> _Exercise details_
An exact copy of all the data is required, with pictures left out.

> _Provided data_
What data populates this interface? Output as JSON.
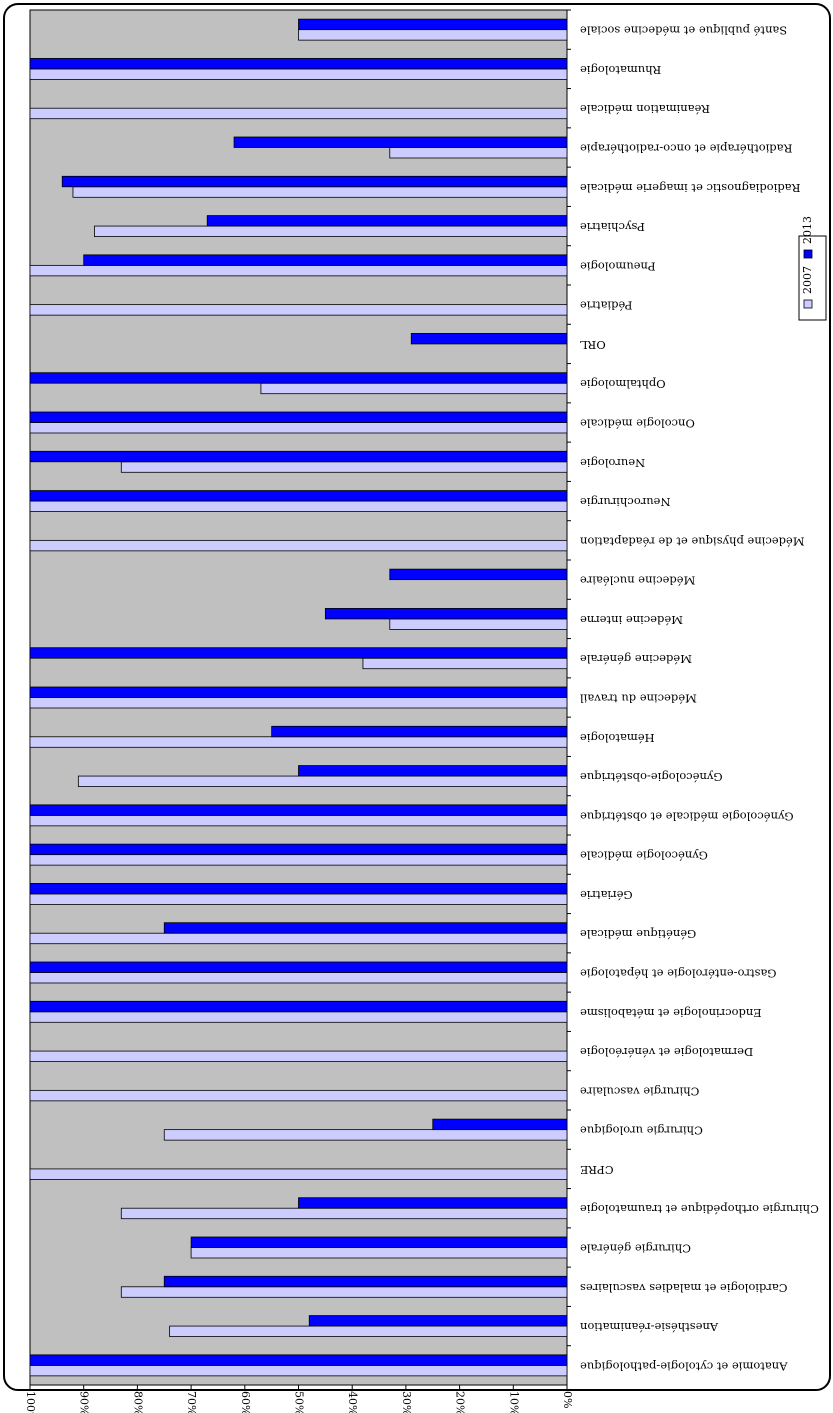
{
  "colors": {
    "plot_background": "#c0c0c0",
    "series_2007": "#ccccff",
    "series_2013": "#0000ff"
  },
  "chart_data": {
    "type": "bar",
    "orientation": "horizontal, rotated 180 degrees",
    "title": "",
    "xlabel": "",
    "ylabel": "",
    "xlim": [
      0,
      100
    ],
    "x_ticks": [
      "0%",
      "10%",
      "20%",
      "30%",
      "40%",
      "50%",
      "60%",
      "70%",
      "80%",
      "90%",
      "100%"
    ],
    "grid": false,
    "legend_position": "right",
    "categories": [
      "Anatomie et cytologie-pathologique",
      "Anesthésie-réanimation",
      "Cardiologie et maladies vasculaires",
      "Chirurgie générale",
      "Chirurgie orthopédique et traumatologie",
      "CPRE",
      "Chirurgie urologique",
      "Chirurgie vasculaire",
      "Dermatologie et vénéréologie",
      "Endocrinologie et métabolisme",
      "Gastro-entérologie et hépatologie",
      "Génétique médicale",
      "Gériatrie",
      "Gynécologie médicale",
      "Gynécologie médicale et obstétrique",
      "Gynécologie-obstétrique",
      "Hématologie",
      "Médecine du travail",
      "Médecine générale",
      "Médecine interne",
      "Médecine nucléaire",
      "Médecine physique et de réadaptation",
      "Neurochirurgie",
      "Neurologie",
      "Oncologie médicale",
      "Ophtalmologie",
      "ORL",
      "Pédiatrie",
      "Pneumologie",
      "Psychiatrie",
      "Radiodiagnostic et imagerie médicale",
      "Radiothérapie et onco-radiothérapie",
      "Réanimation médicale",
      "Rhumatologie",
      "Santé publique et médecine sociale"
    ],
    "series": [
      {
        "name": "2007",
        "values": [
          100,
          74,
          83,
          70,
          83,
          100,
          75,
          100,
          100,
          100,
          100,
          100,
          100,
          100,
          100,
          91,
          100,
          100,
          38,
          33,
          0,
          100,
          100,
          83,
          100,
          57,
          0,
          100,
          100,
          88,
          92,
          33,
          100,
          100,
          50
        ]
      },
      {
        "name": "2013",
        "values": [
          100,
          48,
          75,
          70,
          50,
          0,
          25,
          0,
          0,
          100,
          100,
          75,
          100,
          100,
          100,
          50,
          55,
          100,
          100,
          45,
          33,
          0,
          100,
          100,
          100,
          100,
          29,
          0,
          90,
          67,
          94,
          62,
          0,
          100,
          50
        ]
      }
    ]
  }
}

> _In response_
What data populates this interface? Output as JSON.
{
  "colors": {
    "plot_background": "#c0c0c0",
    "series_2007": "#ccccff",
    "series_2013": "#0000ff"
  },
  "chart_data": {
    "type": "bar",
    "orientation": "horizontal, rotated 180 degrees",
    "title": "",
    "xlabel": "",
    "ylabel": "",
    "xlim": [
      0,
      100
    ],
    "x_ticks": [
      "0%",
      "10%",
      "20%",
      "30%",
      "40%",
      "50%",
      "60%",
      "70%",
      "80%",
      "90%",
      "100%"
    ],
    "grid": false,
    "legend_position": "right",
    "categories": [
      "Anatomie et cytologie-pathologique",
      "Anesthésie-réanimation",
      "Cardiologie et maladies vasculaires",
      "Chirurgie générale",
      "Chirurgie orthopédique et traumatologie",
      "CPRE",
      "Chirurgie urologique",
      "Chirurgie vasculaire",
      "Dermatologie et vénéréologie",
      "Endocrinologie et métabolisme",
      "Gastro-entérologie et hépatologie",
      "Génétique médicale",
      "Gériatrie",
      "Gynécologie médicale",
      "Gynécologie médicale et obstétrique",
      "Gynécologie-obstétrique",
      "Hématologie",
      "Médecine du travail",
      "Médecine générale",
      "Médecine interne",
      "Médecine nucléaire",
      "Médecine physique et de réadaptation",
      "Neurochirurgie",
      "Neurologie",
      "Oncologie médicale",
      "Ophtalmologie",
      "ORL",
      "Pédiatrie",
      "Pneumologie",
      "Psychiatrie",
      "Radiodiagnostic et imagerie médicale",
      "Radiothérapie et onco-radiothérapie",
      "Réanimation médicale",
      "Rhumatologie",
      "Santé publique et médecine sociale"
    ],
    "series": [
      {
        "name": "2007",
        "values": [
          100,
          74,
          83,
          70,
          83,
          100,
          75,
          100,
          100,
          100,
          100,
          100,
          100,
          100,
          100,
          91,
          100,
          100,
          38,
          33,
          0,
          100,
          100,
          83,
          100,
          57,
          0,
          100,
          100,
          88,
          92,
          33,
          100,
          100,
          50
        ]
      },
      {
        "name": "2013",
        "values": [
          100,
          48,
          75,
          70,
          50,
          0,
          25,
          0,
          0,
          100,
          100,
          75,
          100,
          100,
          100,
          50,
          55,
          100,
          100,
          45,
          33,
          0,
          100,
          100,
          100,
          100,
          29,
          0,
          90,
          67,
          94,
          62,
          0,
          100,
          50
        ]
      }
    ]
  }
}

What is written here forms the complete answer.